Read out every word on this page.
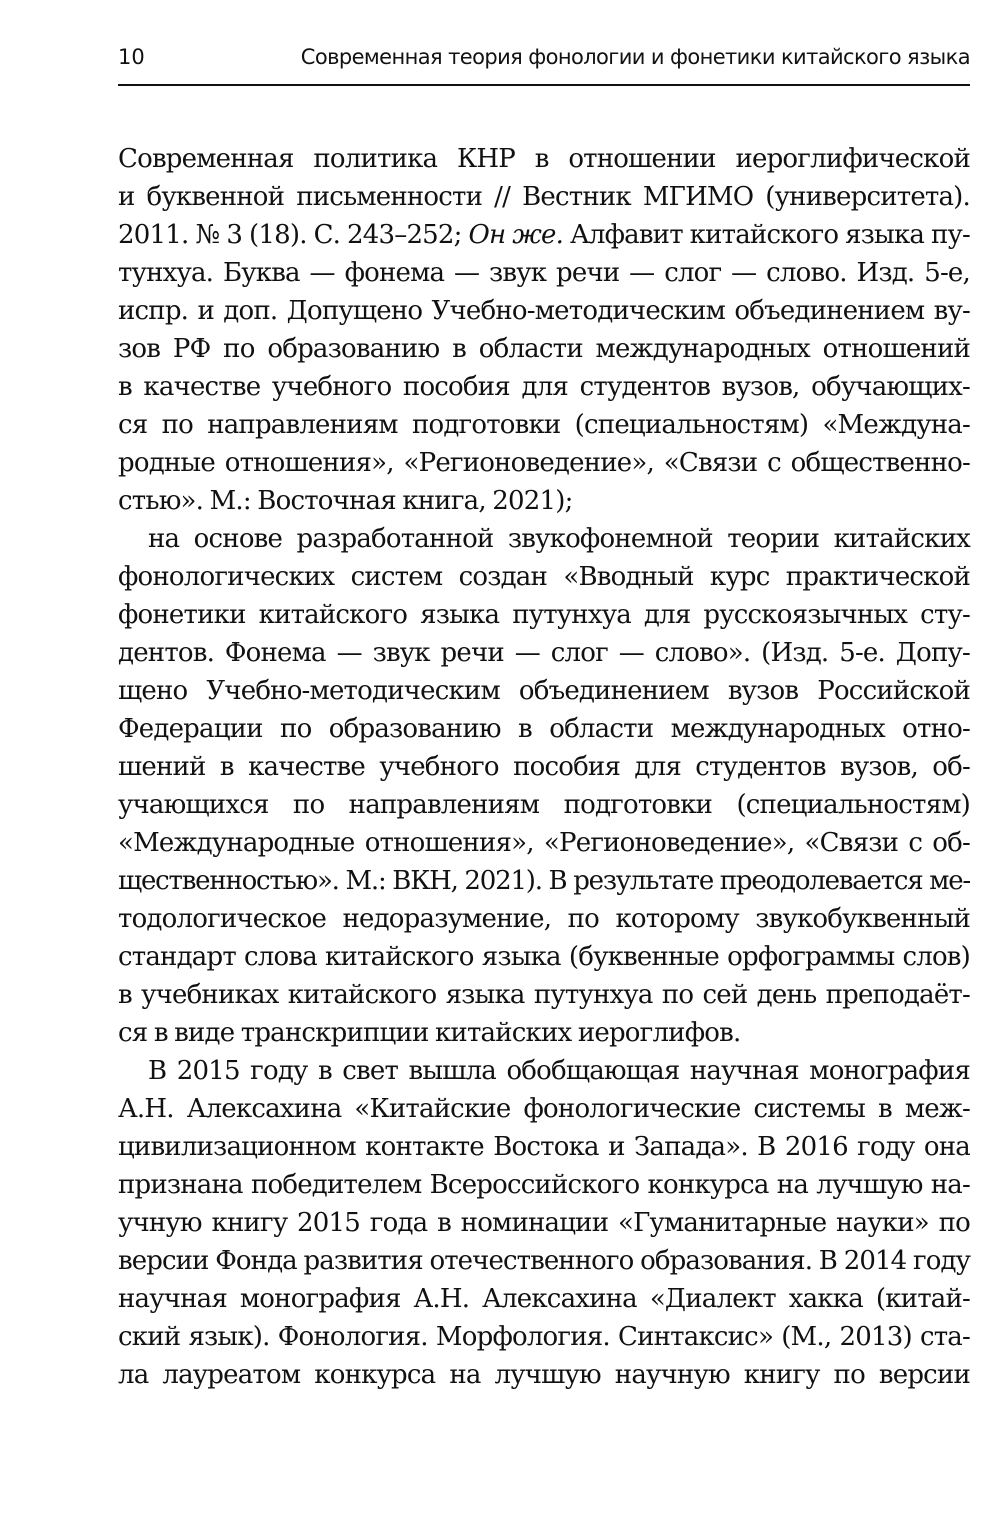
10	Современная теория фонологии и фонетики китайского языка
Современная политика КНР в отношении иероглифической
и буквенной письменности // Вестник МГИМО (университета).
2011. № 3 (18). С. 243–252; Он же. Алфавит китайского языка пу-
тунхуа. Буква — фонема — звук речи — слог — слово. Изд. 5-е,
испр. и доп. Допущено Учебно-методическим объединением ву-
зов РФ по образованию в области международных отношений
в качестве учебного пособия для студентов вузов, обучающих-
ся по направлениям подготовки (специальностям) «Междуна-
родные отношения», «Регионоведение», «Связи с общественно-
стью». М.: Восточная книга, 2021);
на основе разработанной звукофонемной теории китайских
фонологических систем создан «Вводный курс практической
фонетики китайского языка путунхуа для русскоязычных сту-
дентов. Фонема — звук речи — слог — слово». (Изд. 5-е. Допу-
щено Учебно-методическим объединением вузов Российской
Федерации по образованию в области международных отно-
шений в качестве учебного пособия для студентов вузов, об-
учающихся по направлениям подготовки (специальностям)
«Международные отношения», «Регионоведение», «Связи с об-
щественностью». М.: ВКН, 2021). В результате преодолевается ме-
тодологическое недоразумение, по которому звукобуквенный
стандарт слова китайского языка (буквенные орфограммы слов)
в учебниках китайского языка путунхуа по сей день преподаёт-
ся в виде транскрипции китайских иероглифов.
В 2015 году в свет вышла обобщающая научная монография
А.Н. Алексахина «Китайские фонологические системы в меж-
цивилизационном контакте Востока и Запада». В 2016 году она
признана победителем Всероссийского конкурса на лучшую на-
учную книгу 2015 года в номинации «Гуманитарные науки» по
версии Фонда развития отечественного образования. В 2014 году
научная монография А.Н. Алексахина «Диалект хакка (китай-
ский язык). Фонология. Морфология. Синтаксис» (М., 2013) ста-
ла лауреатом конкурса на лучшую научную книгу по версии
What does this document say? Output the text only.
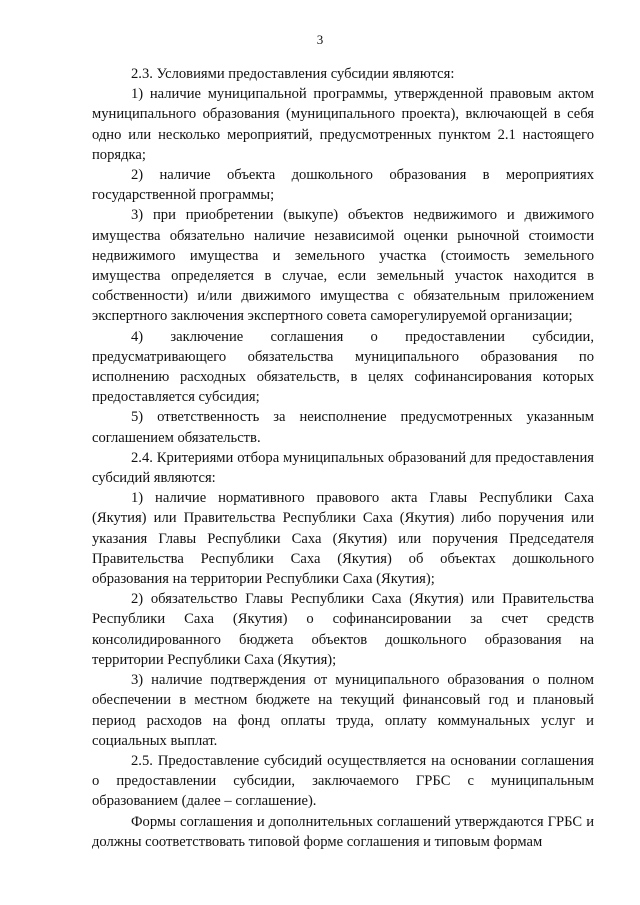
3

2.3. Условиями предоставления субсидии являются:

1) наличие муниципальной программы, утвержденной правовым актом муниципального образования (муниципального проекта), включающей в себя одно или несколько мероприятий, предусмотренных пунктом 2.1 настоящего порядка;

2) наличие объекта дошкольного образования в мероприятиях государственной программы;

3) при приобретении (выкупе) объектов недвижимого и движимого имущества обязательно наличие независимой оценки рыночной стоимости недвижимого имущества и земельного участка (стоимость земельного имущества определяется в случае, если земельный участок находится в собственности) и/или движимого имущества с обязательным приложением экспертного заключения экспертного совета саморегулируемой организации;

4) заключение соглашения о предоставлении субсидии, предусматривающего обязательства муниципального образования по исполнению расходных обязательств, в целях софинансирования которых предоставляется субсидия;

5) ответственность за неисполнение предусмотренных указанным соглашением обязательств.

2.4. Критериями отбора муниципальных образований для предоставления субсидий являются:

1) наличие нормативного правового акта Главы Республики Саха (Якутия) или Правительства Республики Саха (Якутия) либо поручения или указания Главы Республики Саха (Якутия) или поручения Председателя Правительства Республики Саха (Якутия) об объектах дошкольного образования на территории Республики Саха (Якутия);

2) обязательство Главы Республики Саха (Якутия) или Правительства Республики Саха (Якутия) о софинансировании за счет средств консолидированного бюджета объектов дошкольного образования на территории Республики Саха (Якутия);

3) наличие подтверждения от муниципального образования о полном обеспечении в местном бюджете на текущий финансовый год и плановый период расходов на фонд оплаты труда, оплату коммунальных услуг и социальных выплат.

2.5. Предоставление субсидий осуществляется на основании соглашения о предоставлении субсидии, заключаемого ГРБС с муниципальным образованием (далее – соглашение).

Формы соглашения и дополнительных соглашений утверждаются ГРБС и должны соответствовать типовой форме соглашения и типовым формам
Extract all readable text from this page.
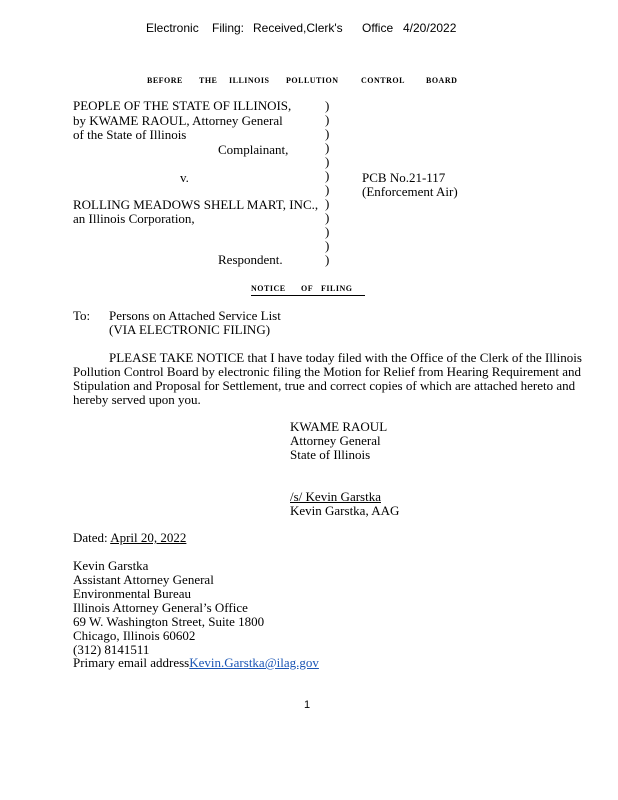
Electronic Filing: Received,Clerk's Office 4/20/2022
BEFORE THE ILLINOIS POLLUTION	CONTROL	BOARD
PEOPLE OF THE STATE OF ILLINOIS,
by KWAME RAOUL, Attorney General
of the State of Illinois
Complainant,
v.
ROLLING MEADOWS SHELL MART, INC.,
an Illinois Corporation,
Respondent.
)
)
)
)
)
)
)
)
)
)
)
)
PCB No.21-117
(Enforcement Air)
NOTICE OF FILING
To: Persons on Attached Service List
(VIA ELECTRONIC FILING)
PLEASE TAKE NOTICE that I have today filed with the Office of the Clerk of the Illinois
Pollution Control Board by electronic filing the Motion for Relief from Hearing Requirement and
Stipulation and Proposal for Settlement, true and correct copies of which are attached hereto and
hereby served upon you.
KWAME RAOUL
Attorney General
State of Illinois
/s/ Kevin Garstka
Kevin Garstka, AAG
Dated: April 20, 2022
Kevin Garstka
Assistant Attorney General
Environmental Bureau
Illinois Attorney General’s Office
69 W. Washington Street, Suite 1800
Chicago, Illinois 60602
(312) 8141511
Primary email addressKevin.Garstka@ilag.gov
1
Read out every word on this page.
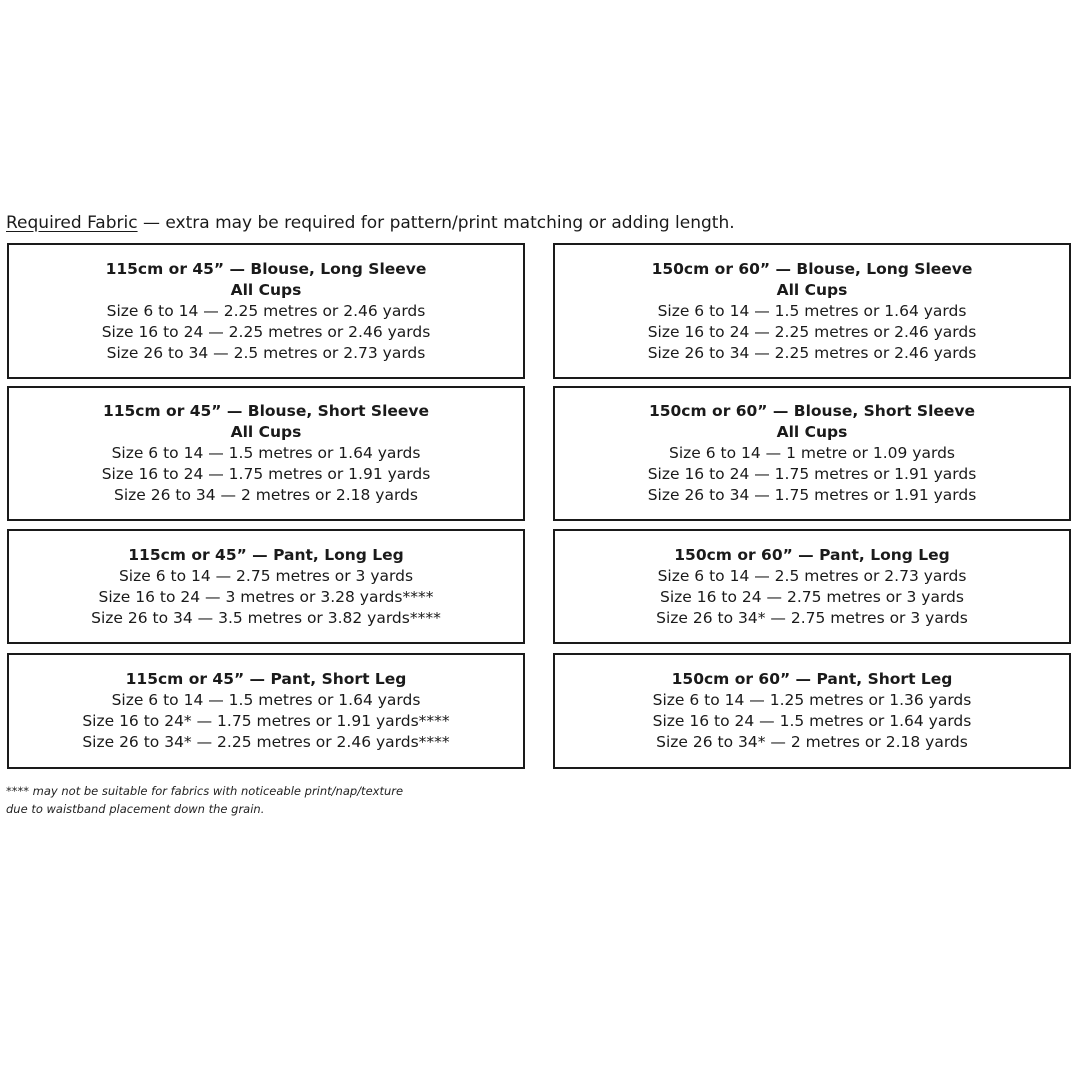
Required Fabric — extra may be required for pattern/print matching or adding length.
115cm or 45” — Blouse, Long Sleeve
All Cups
Size 6 to 14 — 2.25 metres or 2.46 yards
Size 16 to 24 — 2.25 metres or 2.46 yards
Size 26 to 34 — 2.5 metres or 2.73 yards
150cm or 60” — Blouse, Long Sleeve
All Cups
Size 6 to 14 — 1.5 metres or 1.64 yards
Size 16 to 24 — 2.25 metres or 2.46 yards
Size 26 to 34 — 2.25 metres or 2.46 yards
115cm or 45” — Blouse, Short Sleeve
All Cups
Size 6 to 14 — 1.5 metres or 1.64 yards
Size 16 to 24 — 1.75 metres or 1.91 yards
Size 26 to 34 — 2 metres or 2.18 yards
150cm or 60” — Blouse, Short Sleeve
All Cups
Size 6 to 14 — 1 metre or 1.09 yards
Size 16 to 24 — 1.75 metres or 1.91 yards
Size 26 to 34 — 1.75 metres or 1.91 yards
115cm or 45” — Pant, Long Leg
Size 6 to 14 — 2.75 metres or 3 yards
Size 16 to 24 — 3 metres or 3.28 yards****
Size 26 to 34 — 3.5 metres or 3.82 yards****
150cm or 60” — Pant, Long Leg
Size 6 to 14 — 2.5 metres or 2.73 yards
Size 16 to 24 — 2.75 metres or 3 yards
Size 26 to 34* — 2.75 metres or 3 yards
115cm or 45” — Pant, Short Leg
Size 6 to 14 — 1.5 metres or 1.64 yards
Size 16 to 24* — 1.75 metres or 1.91 yards****
Size 26 to 34* — 2.25 metres or 2.46 yards****
150cm or 60” — Pant, Short Leg
Size 6 to 14 — 1.25 metres or 1.36 yards
Size 16 to 24 — 1.5 metres or 1.64 yards
Size 26 to 34* — 2 metres or 2.18 yards
**** may not be suitable for fabrics with noticeable print/nap/texture
due to waistband placement down the grain.
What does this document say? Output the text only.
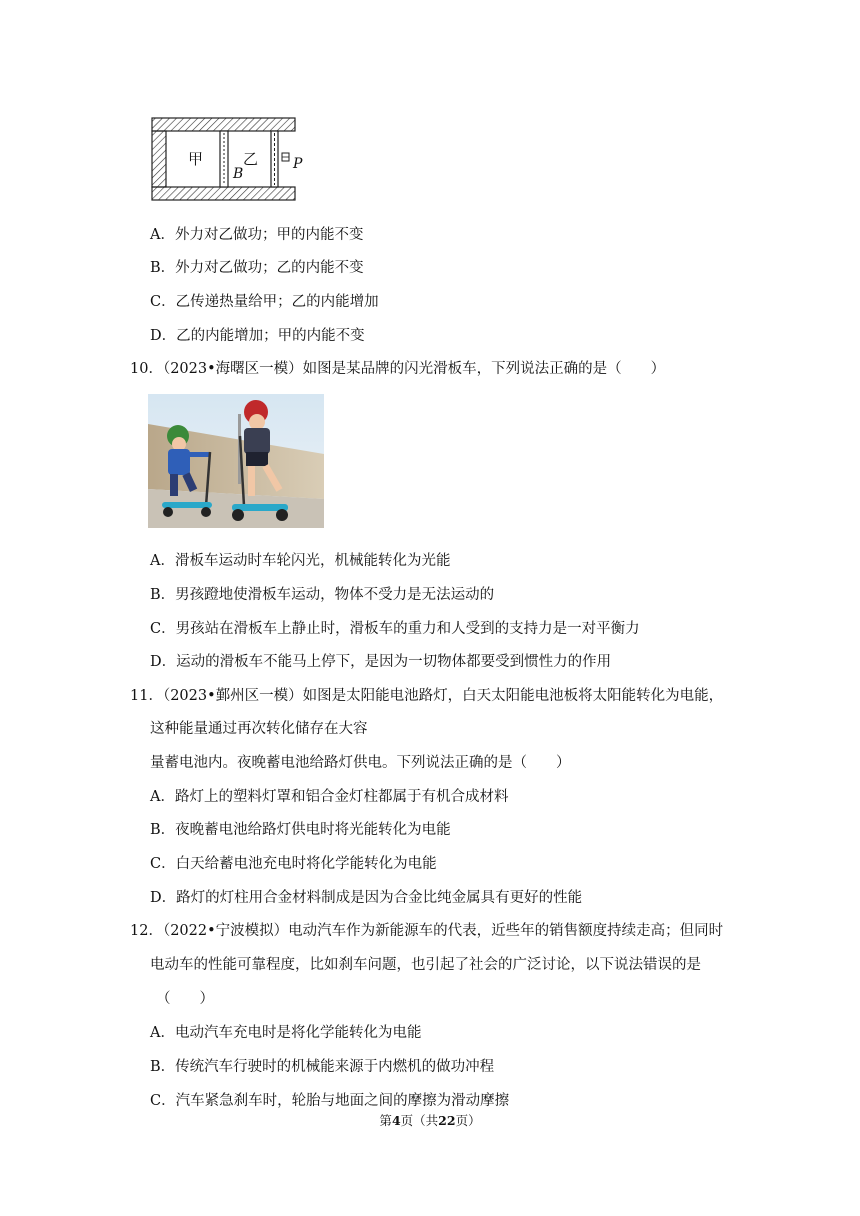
甲	乙
B
P
A．外力对乙做功；甲的内能不变
B．外力对乙做功；乙的内能不变
C．乙传递热量给甲；乙的内能增加
D．乙的内能增加；甲的内能不变
10．（2023•海曙区一模）如图是某品牌的闪光滑板车，下列说法正确的是（　　）
A．滑板车运动时车轮闪光，机械能转化为光能
B．男孩蹬地使滑板车运动，物体不受力是无法运动的
C．男孩站在滑板车上静止时，滑板车的重力和人受到的支持力是一对平衡力
D．运动的滑板车不能马上停下，是因为一切物体都要受到惯性力的作用
11．（2023•鄞州区一模）如图是太阳能电池路灯，白天太阳能电池板将太阳能转化为电能，
这种能量通过再次转化储存在大容
量蓄电池内。夜晚蓄电池给路灯供电。下列说法正确的是（　　）
A．路灯上的塑料灯罩和铝合金灯柱都属于有机合成材料
B．夜晚蓄电池给路灯供电时将光能转化为电能
C．白天给蓄电池充电时将化学能转化为电能
D．路灯的灯柱用合金材料制成是因为合金比纯金属具有更好的性能
12．（2022•宁波模拟）电动汽车作为新能源车的代表，近些年的销售额度持续走高；但同时
电动车的性能可靠程度，比如刹车问题，也引起了社会的广泛讨论，以下说法错误的是
（　　）
A．电动汽车充电时是将化学能转化为电能
B．传统汽车行驶时的机械能来源于内燃机的做功冲程
C．汽车紧急刹车时，轮胎与地面之间的摩擦为滑动摩擦
第4页（共22页）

===============

Your task is to gather every line with the word "китайских" and copy it.

на основе разработанной звукофонемной теории китайских
ся в виде транскрипции китайских иероглифов.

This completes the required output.